■ TASK DESCRIPTION: Quote the records that follow in full and exactly; leave out the pictures.

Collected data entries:
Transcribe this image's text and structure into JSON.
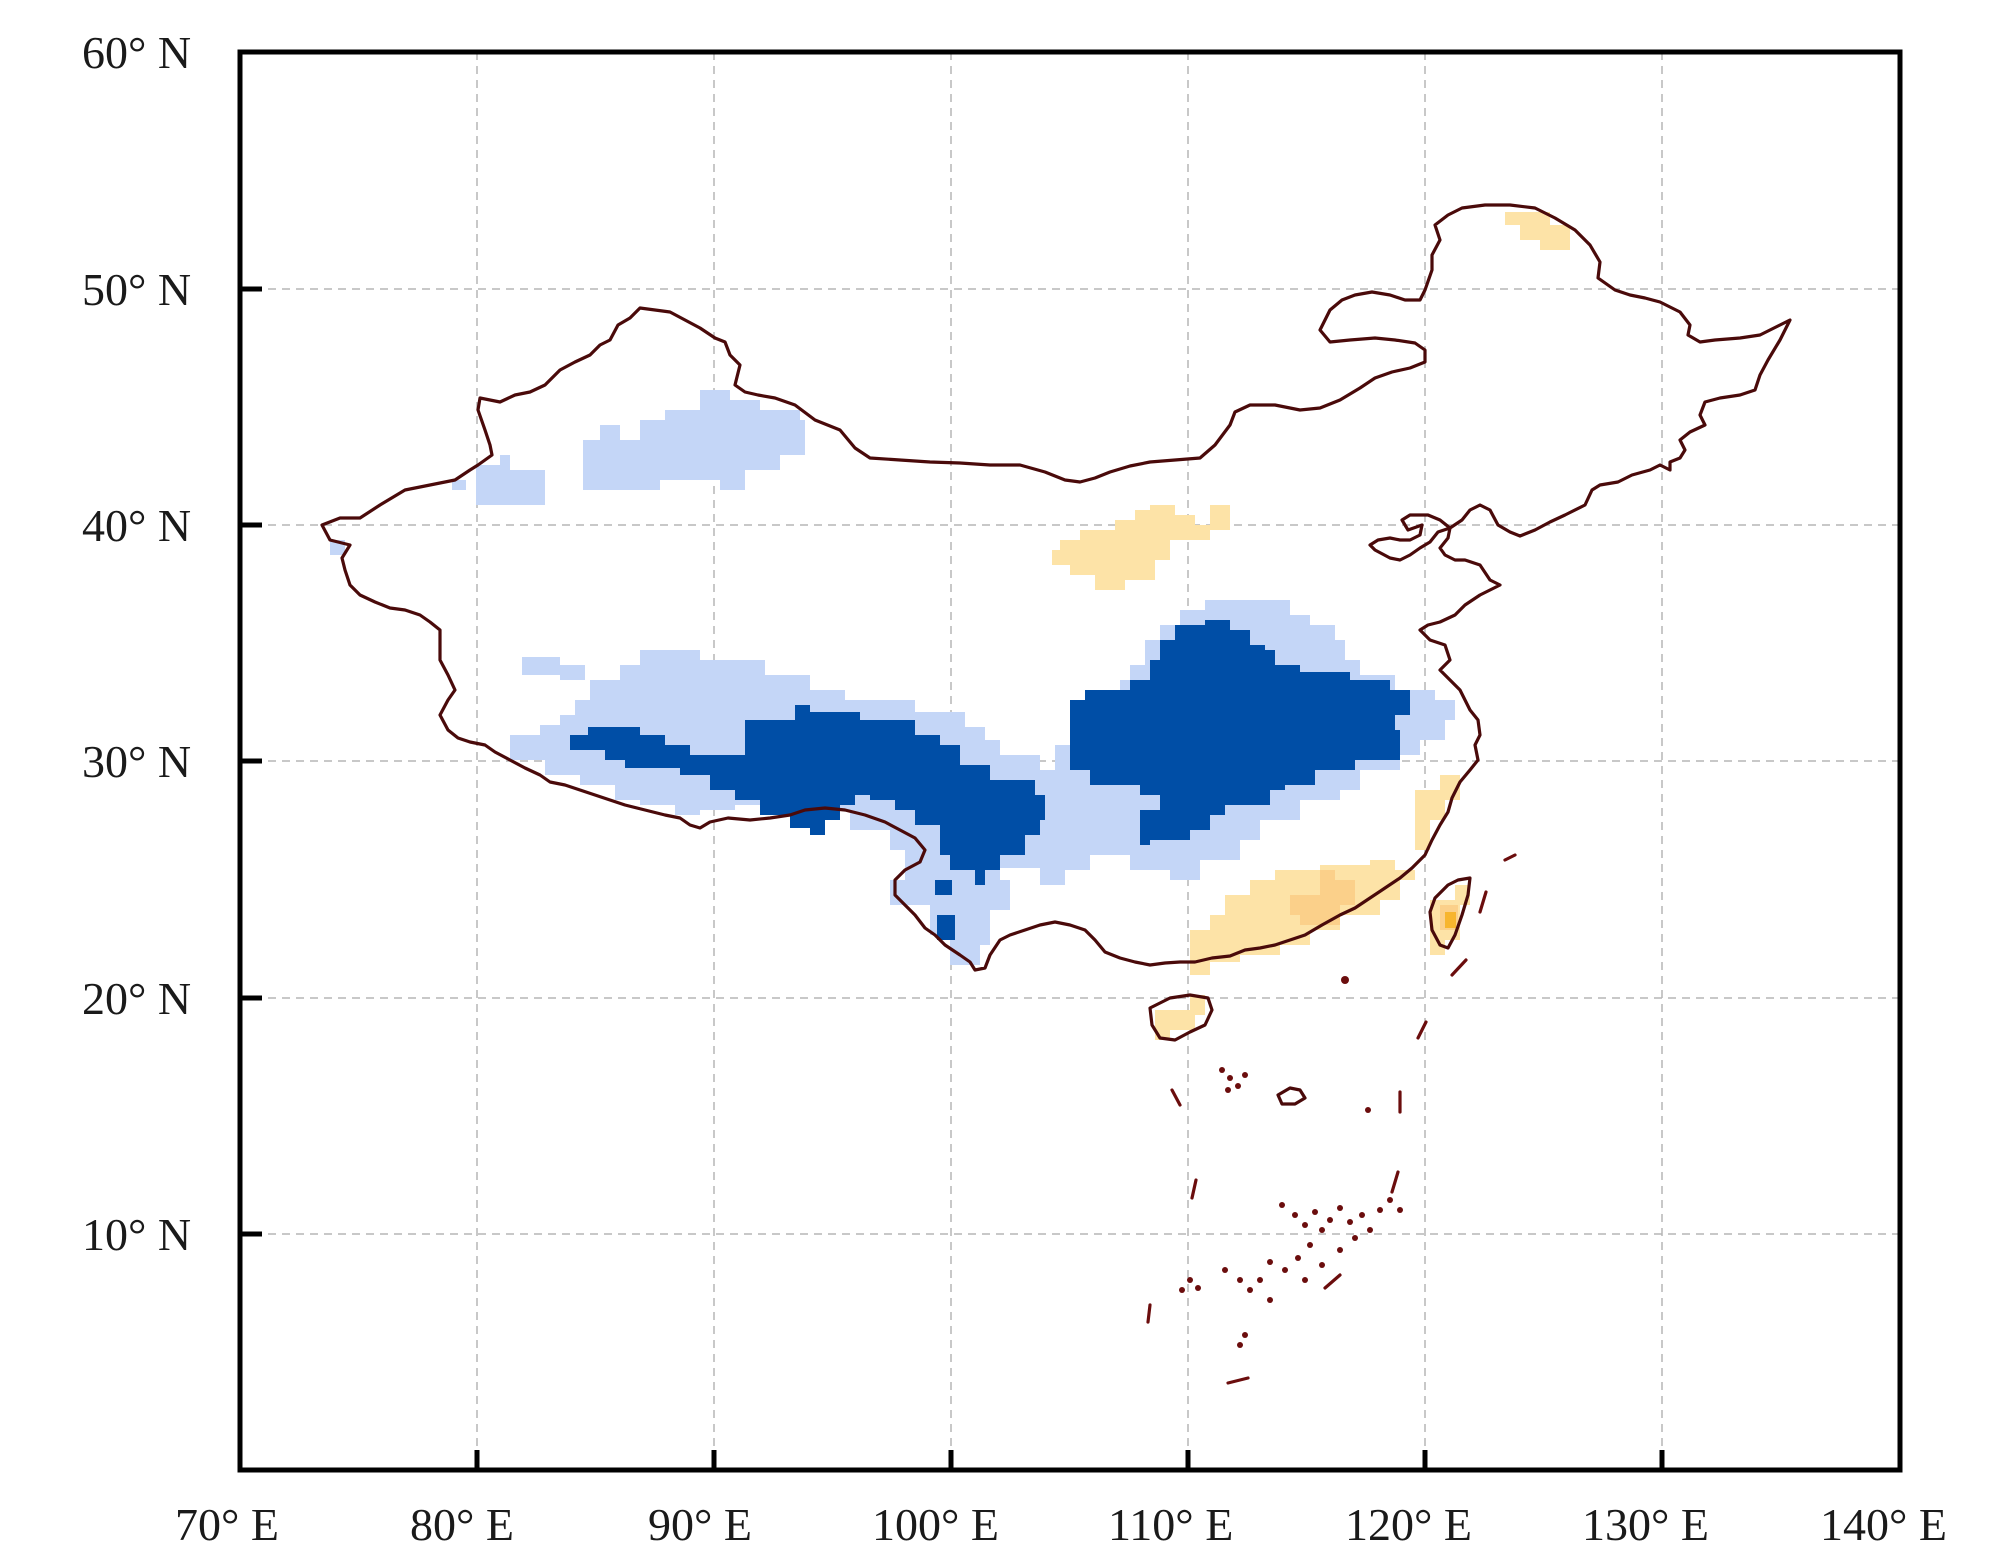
{
  "map": {
    "x_ticks": [
      "70° E",
      "80° E",
      "90° E",
      "100° E",
      "110° E",
      "120° E",
      "130° E",
      "140° E"
    ],
    "y_ticks": [
      "60° N",
      "50° N",
      "40° N",
      "30° N",
      "20° N",
      "10° N"
    ],
    "extent": {
      "lon_min": 70,
      "lon_max": 140,
      "lat_min": 0,
      "lat_max": 60
    },
    "grid": true,
    "colors": {
      "light_blue": "#c4d6f7",
      "dark_blue": "#004ea6",
      "light_orange": "#fde3a7",
      "mid_orange": "#fbd08a",
      "deep_orange": "#f7b52e",
      "border": "#4a0a0a"
    }
  }
}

■ EXERCISE RESULT:
Transcribe this image's text and structure into JSON.
{
  "map": {
    "x_ticks": [
      "70° E",
      "80° E",
      "90° E",
      "100° E",
      "110° E",
      "120° E",
      "130° E",
      "140° E"
    ],
    "y_ticks": [
      "60° N",
      "50° N",
      "40° N",
      "30° N",
      "20° N",
      "10° N"
    ],
    "extent": {
      "lon_min": 70,
      "lon_max": 140,
      "lat_min": 0,
      "lat_max": 60
    },
    "grid": true,
    "colors": {
      "light_blue": "#c4d6f7",
      "dark_blue": "#004ea6",
      "light_orange": "#fde3a7",
      "mid_orange": "#fbd08a",
      "deep_orange": "#f7b52e",
      "border": "#4a0a0a"
    }
  }
}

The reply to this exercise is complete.